• _WRITTEN TASK_
Everything from the line holding "Output the text content of this document." to the end of the listing below should be copied exactly, line for line, minus the pictures.

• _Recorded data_
%%
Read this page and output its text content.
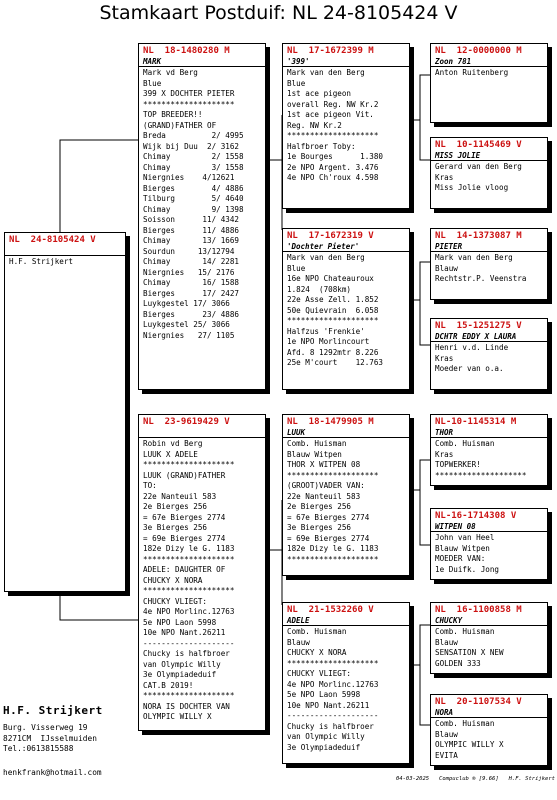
Stamkaart Postduif: NL 24-8105424 V
NL  24-8105424 V
H.F. Strijkert
NL  18-1480280 M
MARK
Mark vd Berg
Blue
399 X DOCHTER PIETER
********************
TOP BREEDER!!
(GRAND)FATHER OF
Breda          2/ 4995
Wijk bij Duu  2/ 3162
Chimay         2/ 1558
Chimay         3/ 1558
Niergnies    4/12621
Bierges        4/ 4886
Tilburg        5/ 4640
Chimay         9/ 1398
Soisson      11/ 4342
Bierges      11/ 4886
Chimay       13/ 1669
Sourdun     13/12794
Chimay       14/ 2281
Niergnies   15/ 2176
Chimay       16/ 1588
Bierges      17/ 2427
Luykgestel 17/ 3066
Bierges      23/ 4886
Luykgestel 25/ 3066
Niergnies   27/ 1105
NL  23-9619429 V
Robin vd Berg
LUUK X ADELE
********************
LUUK (GRAND)FATHER
TO:
22e Nanteuil 583
2e Bierges 256
= 67e Bierges 2774
3e Bierges 256
= 69e Bierges 2774
182e Dizy le G. 1183
********************
ADELE: DAUGHTER OF
CHUCKY X NORA
********************
CHUCKY VLIEGT:
4e NPO Morlinc.12763
5e NPO Laon 5998
10e NPO Nant.26211
--------------------
Chucky is halfbroer
van Olympic Willy
3e Olympiadeduif
CAT.B 2019!
********************
NORA IS DOCHTER VAN
OLYMPIC WILLY X
NL  17-1672399 M
'399'
Mark van den Berg
Blue
1st ace pigeon
overall Reg. NW Kr.2
1st ace pigeon Vit.
Reg. NW Kr.2
********************
Halfbroer Toby:
1e Bourges      1.380
2e NPO Argent. 3.476
4e NPO Ch'roux 4.598
NL  17-1672319 V
'Dochter Pieter'
Mark van den Berg
Blue
16e NPO Chateauroux
1.824  (708km)
22e Asse Zell. 1.852
50e Quievrain  6.058
********************
Halfzus 'Frenkie'
1e NPO Morlincourt
Afd. 8 1292mtr 8.226
25e M'court    12.763
NL  18-1479905 M
LUUK
Comb. Huisman
Blauw Witpen
THOR X WITPEN 08
********************
(GROOT)VADER VAN:
22e Nanteuil 583
2e Bierges 256
= 67e Bierges 2774
3e Bierges 256
= 69e Bierges 2774
182e Dizy le G. 1183
********************
NL  21-1532260 V
ADELE
Comb. Huisman
Blauw
CHUCKY X NORA
********************
CHUCKY VLIEGT:
4e NPO Morlinc.12763
5e NPO Laon 5998
10e NPO Nant.26211
--------------------
Chucky is halfbroer
van Olympic Willy
3e Olympiadeduif
NL  12-0000000 M
Zoon 781
Anton Ruitenberg
NL  10-1145469 V
MISS JOLIE
Gerard van den Berg
Kras
Miss Jolie vloog
NL  14-1373087 M
PIETER
Mark van den Berg
Blauw
Rechtstr.P. Veenstra
NL  15-1251275 V
DCHTR EDDY X LAURA
Henri v.d. Linde
Kras
Moeder van o.a.
NL-10-1145314 M
THOR
Comb. Huisman
Kras
TOPWERKER!
********************
NL-16-1714308 V
WITPEN 08
John van Heel
Blauw Witpen
MOEDER VAN:
1e Duifk. Jong
NL  16-1100858 M
CHUCKY
Comb. Huisman
Blauw
SENSATION X NEW
GOLDEN 333
NL  20-1107534 V
NORA
Comb. Huisman
Blauw
OLYMPIC WILLY X
EVITA
H.F. Strijkert
Burg. Visserweg 19
8271CM  IJsselmuiden
Tel.:0613815588
henkfrank@hotmail.com
04-03-2025   Compuclub ® [9.66]   H.F. Strijkert
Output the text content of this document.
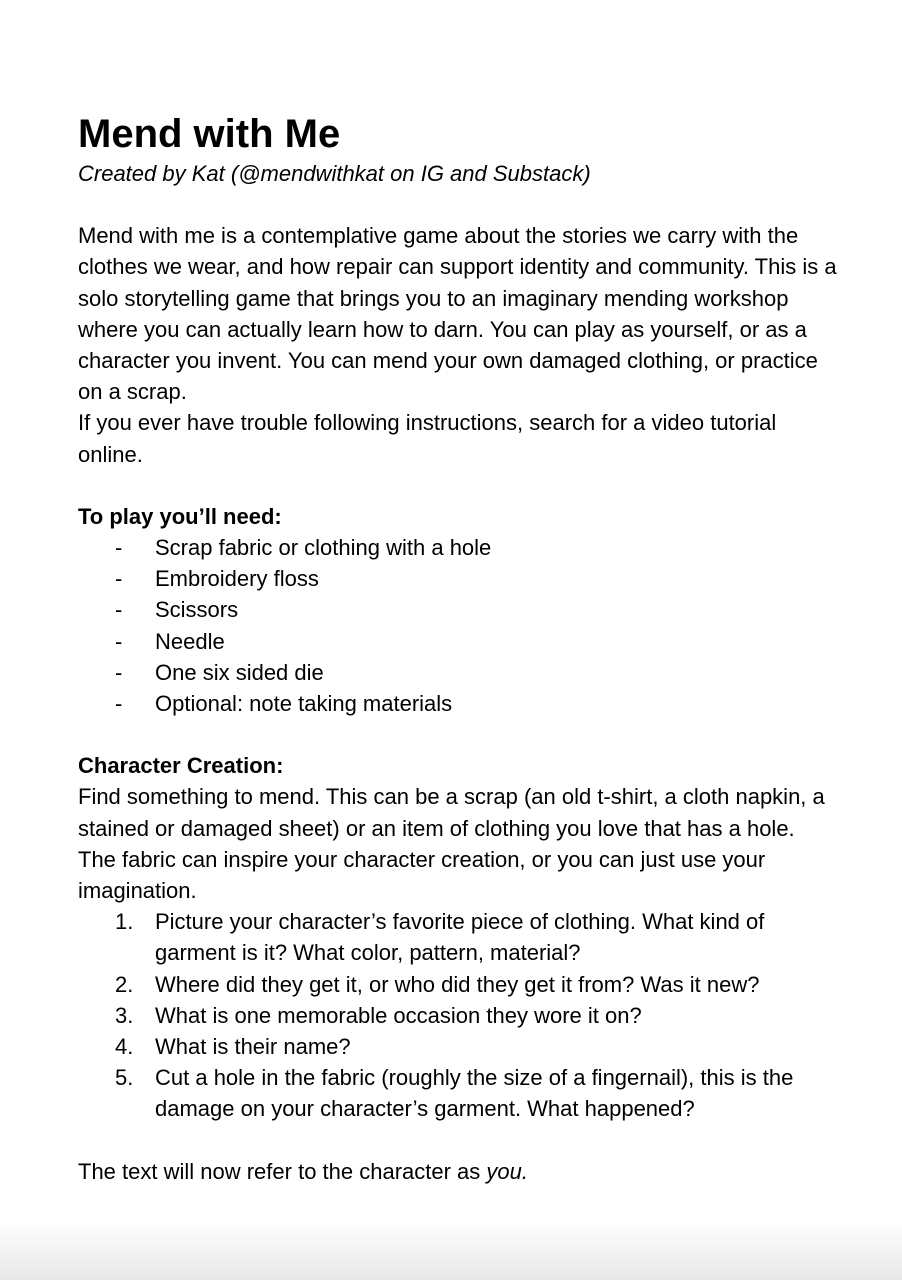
Mend with Me

Created by Kat (@mendwithkat on IG and Substack)

Mend with me is a contemplative game about the stories we carry with the clothes we wear, and how repair can support identity and community. This is a solo storytelling game that brings you to an imaginary mending workshop where you can actually learn how to darn. You can play as yourself, or as a character you invent. You can mend your own damaged clothing, or practice on a scrap.

If you ever have trouble following instructions, search for a video tutorial online.

To play you’ll need:

- Scrap fabric or clothing with a hole
- Embroidery floss
- Scissors
- Needle
- One six sided die
- Optional: note taking materials

Character Creation:

Find something to mend. This can be a scrap (an old t-shirt, a cloth napkin, a stained or damaged sheet) or an item of clothing you love that has a hole. The fabric can inspire your character creation, or you can just use your imagination.

1. Picture your character’s favorite piece of clothing. What kind of garment is it? What color, pattern, material?
2. Where did they get it, or who did they get it from? Was it new?
3. What is one memorable occasion they wore it on?
4. What is their name?
5. Cut a hole in the fabric (roughly the size of a fingernail), this is the damage on your character’s garment. What happened?

The text will now refer to the character as you.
%%
• _SOLUTION TO THE EXERCISE_
Output the text content of this document.
Mend with Me

Created by Kat (@mendwithkat on IG and Substack)

Mend with me is a contemplative game about the stories we carry with the clothes we wear, and how repair can support identity and community. This is a solo storytelling game that brings you to an imaginary mending workshop where you can actually learn how to darn. You can play as yourself, or as a character you invent. You can mend your own damaged clothing, or practice on a scrap.

If you ever have trouble following instructions, search for a video tutorial online.

To play you’ll need:

- Scrap fabric or clothing with a hole
- Embroidery floss
- Scissors
- Needle
- One six sided die
- Optional: note taking materials

Character Creation:

Find something to mend. This can be a scrap (an old t-shirt, a cloth napkin, a stained or damaged sheet) or an item of clothing you love that has a hole. The fabric can inspire your character creation, or you can just use your imagination.

1. Picture your character’s favorite piece of clothing. What kind of garment is it? What color, pattern, material?
2. Where did they get it, or who did they get it from? Was it new?
3. What is one memorable occasion they wore it on?
4. What is their name?
5. Cut a hole in the fabric (roughly the size of a fingernail), this is the damage on your character’s garment. What happened?

The text will now refer to the character as you.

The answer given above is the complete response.